## RECORD EXCERPTS
++++++++++++++++++++
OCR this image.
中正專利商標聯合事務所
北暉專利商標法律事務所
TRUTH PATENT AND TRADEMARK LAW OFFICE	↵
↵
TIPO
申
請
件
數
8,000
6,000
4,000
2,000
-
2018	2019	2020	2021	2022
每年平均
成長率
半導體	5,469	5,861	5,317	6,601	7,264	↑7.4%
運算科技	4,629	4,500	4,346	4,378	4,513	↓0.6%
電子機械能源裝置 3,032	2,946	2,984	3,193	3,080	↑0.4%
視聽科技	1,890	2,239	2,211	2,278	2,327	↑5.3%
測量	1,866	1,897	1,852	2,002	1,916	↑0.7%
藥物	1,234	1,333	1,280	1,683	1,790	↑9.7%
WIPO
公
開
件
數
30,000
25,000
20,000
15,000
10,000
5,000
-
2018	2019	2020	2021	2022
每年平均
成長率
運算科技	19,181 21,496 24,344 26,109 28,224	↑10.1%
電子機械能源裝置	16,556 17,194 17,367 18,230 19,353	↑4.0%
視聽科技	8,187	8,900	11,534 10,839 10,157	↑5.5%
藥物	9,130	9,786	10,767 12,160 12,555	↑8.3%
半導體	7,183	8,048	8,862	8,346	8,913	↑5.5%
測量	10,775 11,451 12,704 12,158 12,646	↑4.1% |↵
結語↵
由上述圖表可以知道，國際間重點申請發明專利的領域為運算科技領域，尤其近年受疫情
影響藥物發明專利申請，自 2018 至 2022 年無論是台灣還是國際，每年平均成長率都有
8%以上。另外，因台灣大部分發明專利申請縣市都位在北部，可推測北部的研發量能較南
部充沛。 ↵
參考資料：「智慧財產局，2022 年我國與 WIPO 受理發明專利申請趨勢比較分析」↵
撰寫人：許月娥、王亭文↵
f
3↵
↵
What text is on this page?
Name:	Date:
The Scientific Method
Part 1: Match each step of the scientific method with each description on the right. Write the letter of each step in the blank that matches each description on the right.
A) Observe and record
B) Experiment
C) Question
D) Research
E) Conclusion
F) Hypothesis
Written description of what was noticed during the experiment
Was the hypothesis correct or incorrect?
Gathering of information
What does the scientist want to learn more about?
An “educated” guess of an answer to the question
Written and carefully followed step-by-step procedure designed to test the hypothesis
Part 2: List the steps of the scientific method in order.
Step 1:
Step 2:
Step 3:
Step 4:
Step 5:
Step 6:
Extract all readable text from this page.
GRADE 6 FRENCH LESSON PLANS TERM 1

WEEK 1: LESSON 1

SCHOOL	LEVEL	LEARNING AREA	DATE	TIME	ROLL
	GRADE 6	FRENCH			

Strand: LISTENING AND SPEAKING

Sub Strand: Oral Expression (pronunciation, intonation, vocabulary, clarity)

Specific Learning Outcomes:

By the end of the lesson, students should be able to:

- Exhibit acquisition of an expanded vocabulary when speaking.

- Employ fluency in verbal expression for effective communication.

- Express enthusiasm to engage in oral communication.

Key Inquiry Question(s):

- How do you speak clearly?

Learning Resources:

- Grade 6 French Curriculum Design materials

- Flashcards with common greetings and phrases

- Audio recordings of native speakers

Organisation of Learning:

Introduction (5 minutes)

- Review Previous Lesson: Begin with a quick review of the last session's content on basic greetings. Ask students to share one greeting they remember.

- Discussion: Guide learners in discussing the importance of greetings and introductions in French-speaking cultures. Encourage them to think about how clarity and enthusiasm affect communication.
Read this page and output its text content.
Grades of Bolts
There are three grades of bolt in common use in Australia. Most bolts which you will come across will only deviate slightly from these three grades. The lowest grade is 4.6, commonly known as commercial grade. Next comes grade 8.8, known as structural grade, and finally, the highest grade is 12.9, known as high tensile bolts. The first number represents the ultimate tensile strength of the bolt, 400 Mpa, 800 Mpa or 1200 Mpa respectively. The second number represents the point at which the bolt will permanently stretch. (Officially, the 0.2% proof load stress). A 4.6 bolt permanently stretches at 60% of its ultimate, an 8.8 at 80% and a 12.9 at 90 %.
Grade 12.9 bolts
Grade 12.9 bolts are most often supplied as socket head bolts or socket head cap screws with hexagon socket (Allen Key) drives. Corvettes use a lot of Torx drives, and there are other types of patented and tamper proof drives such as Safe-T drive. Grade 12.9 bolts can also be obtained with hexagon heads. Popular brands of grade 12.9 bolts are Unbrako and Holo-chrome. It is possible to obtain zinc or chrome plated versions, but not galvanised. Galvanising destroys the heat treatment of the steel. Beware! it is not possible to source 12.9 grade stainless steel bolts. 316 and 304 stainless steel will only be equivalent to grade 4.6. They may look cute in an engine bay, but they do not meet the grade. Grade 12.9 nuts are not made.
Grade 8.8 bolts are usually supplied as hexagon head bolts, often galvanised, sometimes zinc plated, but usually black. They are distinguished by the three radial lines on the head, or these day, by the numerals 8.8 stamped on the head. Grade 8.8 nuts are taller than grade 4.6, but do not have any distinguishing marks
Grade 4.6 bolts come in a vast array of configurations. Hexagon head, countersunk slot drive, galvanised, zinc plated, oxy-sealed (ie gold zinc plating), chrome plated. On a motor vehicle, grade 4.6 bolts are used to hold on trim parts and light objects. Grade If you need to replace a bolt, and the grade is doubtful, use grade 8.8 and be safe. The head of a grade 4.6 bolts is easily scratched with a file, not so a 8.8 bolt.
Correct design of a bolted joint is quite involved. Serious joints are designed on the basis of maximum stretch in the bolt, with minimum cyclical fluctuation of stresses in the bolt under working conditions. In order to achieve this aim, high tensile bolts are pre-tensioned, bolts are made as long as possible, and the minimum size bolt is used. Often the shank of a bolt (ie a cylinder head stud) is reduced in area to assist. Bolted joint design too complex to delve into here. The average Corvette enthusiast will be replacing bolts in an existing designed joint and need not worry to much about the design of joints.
++++++++++++++++++++
## PROBLEM STATEMENT
Within the entries above, work out how many lines contain the word "電子機械能源裝置". The number alone is the answer.

## THE OUTPUT
2